Data records:
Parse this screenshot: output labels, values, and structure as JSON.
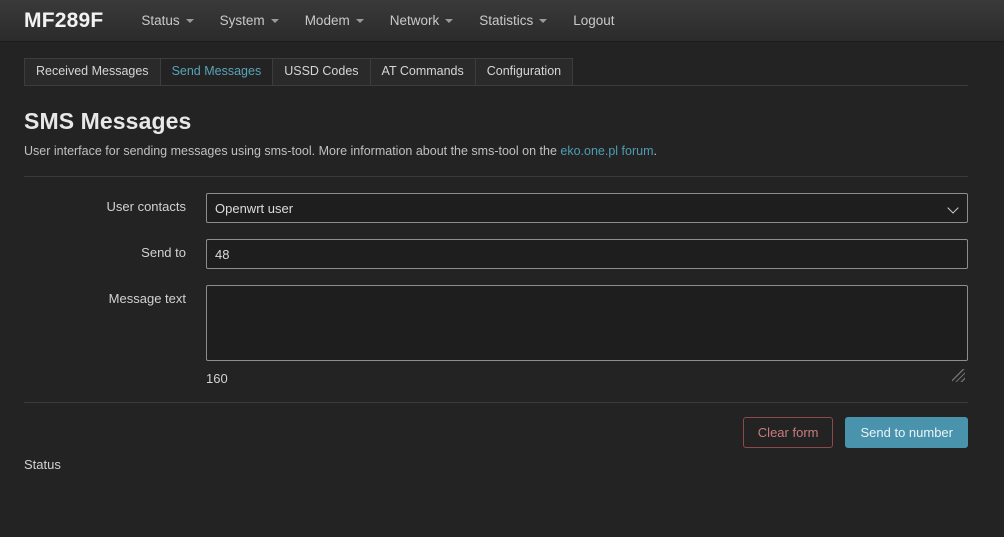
{
  "header": {
    "brand": "MF289F",
    "nav": [
      {
        "label": "Status",
        "has_caret": true
      },
      {
        "label": "System",
        "has_caret": true
      },
      {
        "label": "Modem",
        "has_caret": true
      },
      {
        "label": "Network",
        "has_caret": true
      },
      {
        "label": "Statistics",
        "has_caret": true
      },
      {
        "label": "Logout",
        "has_caret": false
      }
    ]
  },
  "tabs": [
    {
      "label": "Received Messages",
      "active": false
    },
    {
      "label": "Send Messages",
      "active": true
    },
    {
      "label": "USSD Codes",
      "active": false
    },
    {
      "label": "AT Commands",
      "active": false
    },
    {
      "label": "Configuration",
      "active": false
    }
  ],
  "page": {
    "title": "SMS Messages",
    "description_before": "User interface for sending messages using sms-tool. More information about the sms-tool on the ",
    "link_text": "eko.one.pl forum",
    "description_after": "."
  },
  "form": {
    "user_contacts": {
      "label": "User contacts",
      "value": "Openwrt user",
      "options": [
        "Openwrt user"
      ]
    },
    "send_to": {
      "label": "Send to",
      "value": "48",
      "placeholder": ""
    },
    "message_text": {
      "label": "Message text",
      "value": "",
      "placeholder": ""
    },
    "char_count": "160"
  },
  "footer": {
    "clear_button": "Clear form",
    "send_button": "Send to number",
    "status_label": "Status"
  },
  "colors": {
    "page_bg": "#232323",
    "accent_teal": "#4a93ad",
    "link_teal": "#4f9cb3",
    "danger_red": "#8c4a4a",
    "text_primary": "#e8e8e8"
  }
}
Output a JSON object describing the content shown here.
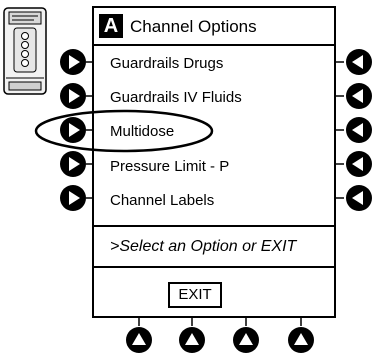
{
  "screen": {
    "channel_letter": "A",
    "title": "Channel Options"
  },
  "options": [
    {
      "label": "Guardrails Drugs"
    },
    {
      "label": "Guardrails IV Fluids"
    },
    {
      "label": "Multidose",
      "highlighted": true
    },
    {
      "label": "Pressure Limit - P"
    },
    {
      "label": "Channel Labels"
    }
  ],
  "prompt": ">Select an Option or EXIT",
  "softkeys": {
    "exit_label": "EXIT"
  },
  "icons": {
    "left_keys": "triangle-right-icon",
    "right_keys": "triangle-left-icon",
    "bottom_keys": "triangle-up-icon",
    "device": "infusion-pump-icon",
    "highlight": "highlight-ellipse"
  },
  "colors": {
    "ink": "#000000",
    "background": "#ffffff"
  }
}
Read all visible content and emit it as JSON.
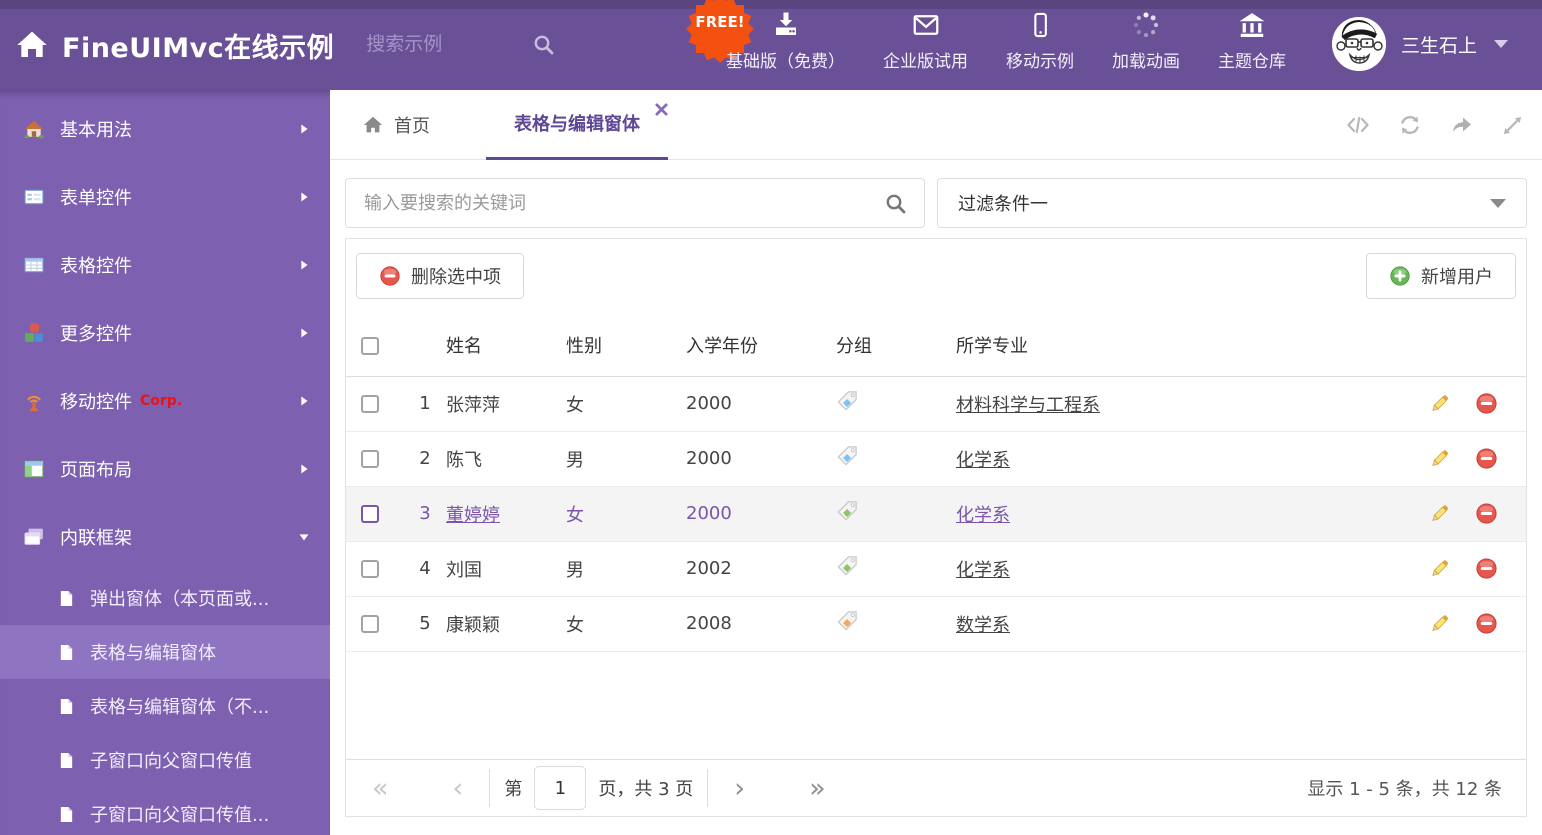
{
  "colors": {
    "header_bg": "#6a5197",
    "sidebar_bg": "#7d60b0",
    "sidebar_active_bg": "#8f74c2",
    "accent_purple": "#5e4896",
    "selected_row_text": "#7a55ab",
    "selected_row_bg": "#f4f4f4",
    "free_badge": "#f4500f",
    "tag_blue": "#7ec1f2",
    "tag_green": "#8fc665",
    "tag_orange": "#f6a85c",
    "delete_red": "#e7564d",
    "add_green": "#67b757",
    "link_text": "#444444"
  },
  "header": {
    "brand": "FineUIMvc在线示例",
    "search_placeholder": "搜索示例",
    "free_badge": "FREE!",
    "nav": [
      {
        "label": "基础版（免费）",
        "icon": "download-icon"
      },
      {
        "label": "企业版试用",
        "icon": "envelope-icon"
      },
      {
        "label": "移动示例",
        "icon": "smartphone-icon"
      },
      {
        "label": "加载动画",
        "icon": "spinner-icon"
      },
      {
        "label": "主题仓库",
        "icon": "bank-icon"
      }
    ],
    "user_name": "三生石上"
  },
  "sidebar": {
    "items": [
      {
        "label": "基本用法",
        "icon": "home-icon"
      },
      {
        "label": "表单控件",
        "icon": "form-icon"
      },
      {
        "label": "表格控件",
        "icon": "table-icon"
      },
      {
        "label": "更多控件",
        "icon": "cubes-icon"
      },
      {
        "label": "移动控件",
        "badge": "Corp.",
        "icon": "antenna-icon"
      },
      {
        "label": "页面布局",
        "icon": "layout-icon"
      },
      {
        "label": "内联框架",
        "icon": "windows-icon"
      }
    ],
    "subitems": [
      {
        "label": "弹出窗体（本页面或..."
      },
      {
        "label": "表格与编辑窗体",
        "selected": "true"
      },
      {
        "label": "表格与编辑窗体（不..."
      },
      {
        "label": "子窗口向父窗口传值"
      },
      {
        "label": "子窗口向父窗口传值..."
      }
    ]
  },
  "tabs": {
    "home_label": "首页",
    "active_label": "表格与编辑窗体"
  },
  "panel": {
    "search_placeholder": "输入要搜索的关键词",
    "filter_value": "过滤条件一",
    "delete_selected_label": "删除选中项",
    "add_user_label": "新增用户"
  },
  "table": {
    "columns": {
      "name": "姓名",
      "gender": "性别",
      "year": "入学年份",
      "group": "分组",
      "major": "所学专业"
    },
    "rows": [
      {
        "num": "1",
        "name": "张萍萍",
        "gender": "女",
        "year": "2000",
        "tag": "blue",
        "major": "材料科学与工程系"
      },
      {
        "num": "2",
        "name": "陈飞",
        "gender": "男",
        "year": "2000",
        "tag": "blue",
        "major": "化学系"
      },
      {
        "num": "3",
        "name": "董婷婷",
        "gender": "女",
        "year": "2000",
        "tag": "green",
        "major": "化学系",
        "selected": "true"
      },
      {
        "num": "4",
        "name": "刘国",
        "gender": "男",
        "year": "2002",
        "tag": "green",
        "major": "化学系"
      },
      {
        "num": "5",
        "name": "康颖颖",
        "gender": "女",
        "year": "2008",
        "tag": "orange",
        "major": "数学系"
      }
    ]
  },
  "pagination": {
    "first": "«",
    "prev": "‹",
    "next": "›",
    "last": "»",
    "page_prefix": "第",
    "page_value": "1",
    "page_suffix": "页，共 3 页",
    "summary": "显示 1 - 5 条，共 12 条"
  }
}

TASK TO COMPLETE: Write out the listing word for word, omitting the pictures it holds.

EXERCISE RESPONSE:
Parse this screenshot: output labels, values, and structure as JSON.
{
  "header": {
    "brand": "MF289F",
    "nav": [
      {
        "label": "Status",
        "has_caret": true
      },
      {
        "label": "System",
        "has_caret": true
      },
      {
        "label": "Modem",
        "has_caret": true
      },
      {
        "label": "Network",
        "has_caret": true
      },
      {
        "label": "Statistics",
        "has_caret": true
      },
      {
        "label": "Logout",
        "has_caret": false
      }
    ]
  },
  "tabs": [
    {
      "label": "Received Messages",
      "active": false
    },
    {
      "label": "Send Messages",
      "active": true
    },
    {
      "label": "USSD Codes",
      "active": false
    },
    {
      "label": "AT Commands",
      "active": false
    },
    {
      "label": "Configuration",
      "active": false
    }
  ],
  "page": {
    "title": "SMS Messages",
    "description_before": "User interface for sending messages using sms-tool. More information about the sms-tool on the ",
    "link_text": "eko.one.pl forum",
    "description_after": "."
  },
  "form": {
    "user_contacts": {
      "label": "User contacts",
      "value": "Openwrt user",
      "options": [
        "Openwrt user"
      ]
    },
    "send_to": {
      "label": "Send to",
      "value": "48",
      "placeholder": ""
    },
    "message_text": {
      "label": "Message text",
      "value": "",
      "placeholder": ""
    },
    "char_count": "160"
  },
  "footer": {
    "clear_button": "Clear form",
    "send_button": "Send to number",
    "status_label": "Status"
  },
  "colors": {
    "page_bg": "#232323",
    "accent_teal": "#4a93ad",
    "link_teal": "#4f9cb3",
    "danger_red": "#8c4a4a",
    "text_primary": "#e8e8e8"
  }
}
Output a JSON object describing the content shown here.
{
  "screen": {
    "channel_letter": "A",
    "title": "Channel Options"
  },
  "options": [
    {
      "label": "Guardrails Drugs"
    },
    {
      "label": "Guardrails IV Fluids"
    },
    {
      "label": "Multidose",
      "highlighted": true
    },
    {
      "label": "Pressure Limit - P"
    },
    {
      "label": "Channel Labels"
    }
  ],
  "prompt": ">Select an Option or EXIT",
  "softkeys": {
    "exit_label": "EXIT"
  },
  "icons": {
    "left_keys": "triangle-right-icon",
    "right_keys": "triangle-left-icon",
    "bottom_keys": "triangle-up-icon",
    "device": "infusion-pump-icon",
    "highlight": "highlight-ellipse"
  },
  "colors": {
    "ink": "#000000",
    "background": "#ffffff"
  }
}
Read all visible content and emit it as JSON.
{
  "colors": {
    "header_bg": "#6a5197",
    "sidebar_bg": "#7d60b0",
    "sidebar_active_bg": "#8f74c2",
    "accent_purple": "#5e4896",
    "selected_row_text": "#7a55ab",
    "selected_row_bg": "#f4f4f4",
    "free_badge": "#f4500f",
    "tag_blue": "#7ec1f2",
    "tag_green": "#8fc665",
    "tag_orange": "#f6a85c",
    "delete_red": "#e7564d",
    "add_green": "#67b757",
    "link_text": "#444444"
  },
  "header": {
    "brand": "FineUIMvc在线示例",
    "search_placeholder": "搜索示例",
    "free_badge": "FREE!",
    "nav": [
      {
        "label": "基础版（免费）",
        "icon": "download-icon"
      },
      {
        "label": "企业版试用",
        "icon": "envelope-icon"
      },
      {
        "label": "移动示例",
        "icon": "smartphone-icon"
      },
      {
        "label": "加载动画",
        "icon": "spinner-icon"
      },
      {
        "label": "主题仓库",
        "icon": "bank-icon"
      }
    ],
    "user_name": "三生石上"
  },
  "sidebar": {
    "items": [
      {
        "label": "基本用法",
        "icon": "home-icon"
      },
      {
        "label": "表单控件",
        "icon": "form-icon"
      },
      {
        "label": "表格控件",
        "icon": "table-icon"
      },
      {
        "label": "更多控件",
        "icon": "cubes-icon"
      },
      {
        "label": "移动控件",
        "badge": "Corp.",
        "icon": "antenna-icon"
      },
      {
        "label": "页面布局",
        "icon": "layout-icon"
      },
      {
        "label": "内联框架",
        "icon": "windows-icon"
      }
    ],
    "subitems": [
      {
        "label": "弹出窗体（本页面或..."
      },
      {
        "label": "表格与编辑窗体",
        "selected": "true"
      },
      {
        "label": "表格与编辑窗体（不..."
      },
      {
        "label": "子窗口向父窗口传值"
      },
      {
        "label": "子窗口向父窗口传值..."
      }
    ]
  },
  "tabs": {
    "home_label": "首页",
    "active_label": "表格与编辑窗体"
  },
  "panel": {
    "search_placeholder": "输入要搜索的关键词",
    "filter_value": "过滤条件一",
    "delete_selected_label": "删除选中项",
    "add_user_label": "新增用户"
  },
  "table": {
    "columns": {
      "name": "姓名",
      "gender": "性别",
      "year": "入学年份",
      "group": "分组",
      "major": "所学专业"
    },
    "rows": [
      {
        "num": "1",
        "name": "张萍萍",
        "gender": "女",
        "year": "2000",
        "tag": "blue",
        "major": "材料科学与工程系"
      },
      {
        "num": "2",
        "name": "陈飞",
        "gender": "男",
        "year": "2000",
        "tag": "blue",
        "major": "化学系"
      },
      {
        "num": "3",
        "name": "董婷婷",
        "gender": "女",
        "year": "2000",
        "tag": "green",
        "major": "化学系",
        "selected": "true"
      },
      {
        "num": "4",
        "name": "刘国",
        "gender": "男",
        "year": "2002",
        "tag": "green",
        "major": "化学系"
      },
      {
        "num": "5",
        "name": "康颖颖",
        "gender": "女",
        "year": "2008",
        "tag": "orange",
        "major": "数学系"
      }
    ]
  },
  "pagination": {
    "first": "«",
    "prev": "‹",
    "next": "›",
    "last": "»",
    "page_prefix": "第",
    "page_value": "1",
    "page_suffix": "页，共 3 页",
    "summary": "显示 1 - 5 条，共 12 条"
  }
}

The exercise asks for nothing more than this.